Task brief | From the listing that follows, output everything exactly except the pictures.

------------------------------------

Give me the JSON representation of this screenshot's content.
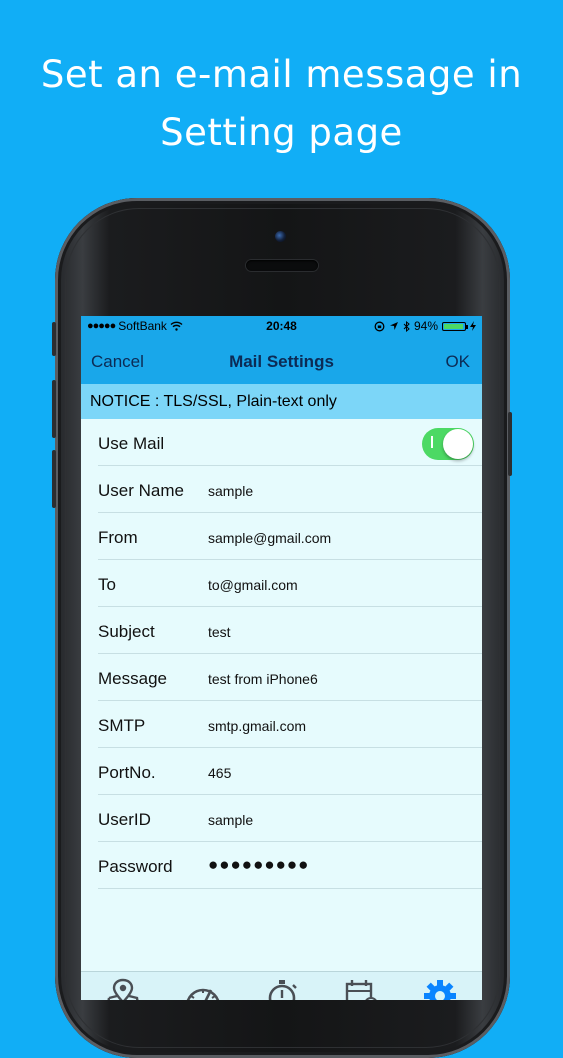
{
  "promo": {
    "line1": "Set an e-mail message in",
    "line2": "Setting page"
  },
  "status_bar": {
    "carrier": "SoftBank",
    "time": "20:48",
    "battery": "94%",
    "battery_level": 0.94
  },
  "nav": {
    "cancel": "Cancel",
    "title": "Mail Settings",
    "ok": "OK"
  },
  "notice": "NOTICE : TLS/SSL, Plain-text only",
  "settings": {
    "use_mail": {
      "label": "Use Mail",
      "enabled": true
    },
    "rows": [
      {
        "label": "User Name",
        "value": "sample"
      },
      {
        "label": "From",
        "value": "sample@gmail.com"
      },
      {
        "label": "To",
        "value": "to@gmail.com"
      },
      {
        "label": "Subject",
        "value": "test"
      },
      {
        "label": "Message",
        "value": "test from iPhone6"
      },
      {
        "label": "SMTP",
        "value": "smtp.gmail.com"
      },
      {
        "label": "PortNo.",
        "value": "465"
      },
      {
        "label": "UserID",
        "value": "sample"
      }
    ],
    "password": {
      "label": "Password",
      "value": "●●●●●●●●●"
    }
  },
  "tabs": [
    {
      "icon": "map-pin-icon"
    },
    {
      "icon": "speedometer-icon"
    },
    {
      "icon": "stopwatch-icon"
    },
    {
      "icon": "calendar-icon"
    },
    {
      "icon": "gear-icon",
      "active": true
    }
  ],
  "colors": {
    "background": "#11aef6",
    "nav": "#19a7ea",
    "notice": "#7cd6f8",
    "toggle_on": "#4cd964",
    "tab_active": "#0a84ff",
    "tab_inactive": "#4a4f55"
  }
}
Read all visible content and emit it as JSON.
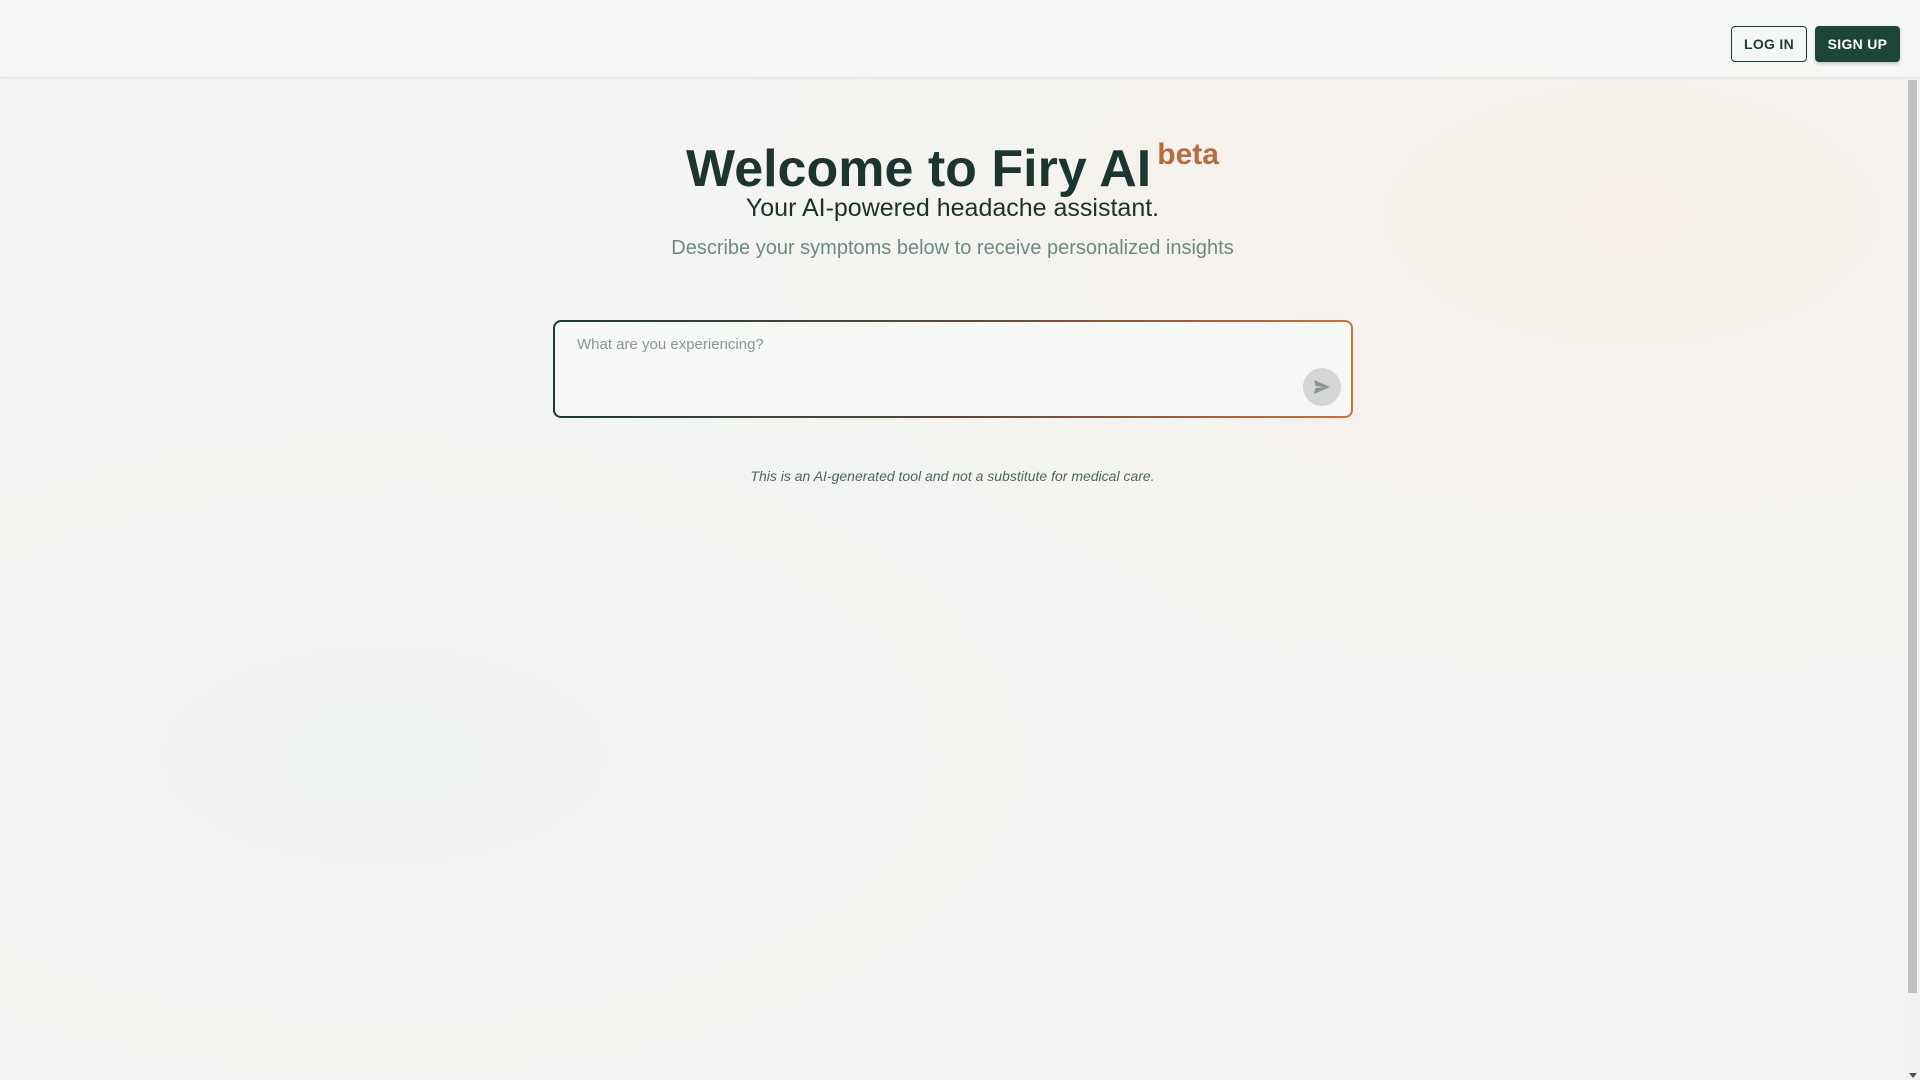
{
  "header": {
    "login_label": "LOG IN",
    "signup_label": "SIGN UP"
  },
  "hero": {
    "title": "Welcome to Firy AI",
    "badge": "beta",
    "subtitle": "Your AI-powered headache assistant.",
    "description": "Describe your symptoms below to receive personalized insights"
  },
  "symptom_input": {
    "placeholder": "What are you experiencing?",
    "value": "",
    "send_icon": "send-icon"
  },
  "disclaimer": "This is an AI-generated tool and not a substitute for medical care.",
  "colors": {
    "brand_dark": "#1d4538",
    "accent_orange": "#b86a40",
    "muted_text": "#6d8a80"
  }
}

------------------------------------

Solution to this problem |
Give me the JSON representation of this screenshot's content.
{
  "promo": {
    "line1": "Set an e-mail message in",
    "line2": "Setting page"
  },
  "status_bar": {
    "carrier": "SoftBank",
    "time": "20:48",
    "battery": "94%",
    "battery_level": 0.94
  },
  "nav": {
    "cancel": "Cancel",
    "title": "Mail Settings",
    "ok": "OK"
  },
  "notice": "NOTICE : TLS/SSL, Plain-text only",
  "settings": {
    "use_mail": {
      "label": "Use Mail",
      "enabled": true
    },
    "rows": [
      {
        "label": "User Name",
        "value": "sample"
      },
      {
        "label": "From",
        "value": "sample@gmail.com"
      },
      {
        "label": "To",
        "value": "to@gmail.com"
      },
      {
        "label": "Subject",
        "value": "test"
      },
      {
        "label": "Message",
        "value": "test from iPhone6"
      },
      {
        "label": "SMTP",
        "value": "smtp.gmail.com"
      },
      {
        "label": "PortNo.",
        "value": "465"
      },
      {
        "label": "UserID",
        "value": "sample"
      }
    ],
    "password": {
      "label": "Password",
      "value": "●●●●●●●●●"
    }
  },
  "tabs": [
    {
      "icon": "map-pin-icon"
    },
    {
      "icon": "speedometer-icon"
    },
    {
      "icon": "stopwatch-icon"
    },
    {
      "icon": "calendar-icon"
    },
    {
      "icon": "gear-icon",
      "active": true
    }
  ],
  "colors": {
    "background": "#11aef6",
    "nav": "#19a7ea",
    "notice": "#7cd6f8",
    "toggle_on": "#4cd964",
    "tab_active": "#0a84ff",
    "tab_inactive": "#4a4f55"
  }
}
Read all visible content and emit it as JSON.
{
  "header": {
    "login_label": "LOG IN",
    "signup_label": "SIGN UP"
  },
  "hero": {
    "title": "Welcome to Firy AI",
    "badge": "beta",
    "subtitle": "Your AI-powered headache assistant.",
    "description": "Describe your symptoms below to receive personalized insights"
  },
  "symptom_input": {
    "placeholder": "What are you experiencing?",
    "value": "",
    "send_icon": "send-icon"
  },
  "disclaimer": "This is an AI-generated tool and not a substitute for medical care.",
  "colors": {
    "brand_dark": "#1d4538",
    "accent_orange": "#b86a40",
    "muted_text": "#6d8a80"
  }
}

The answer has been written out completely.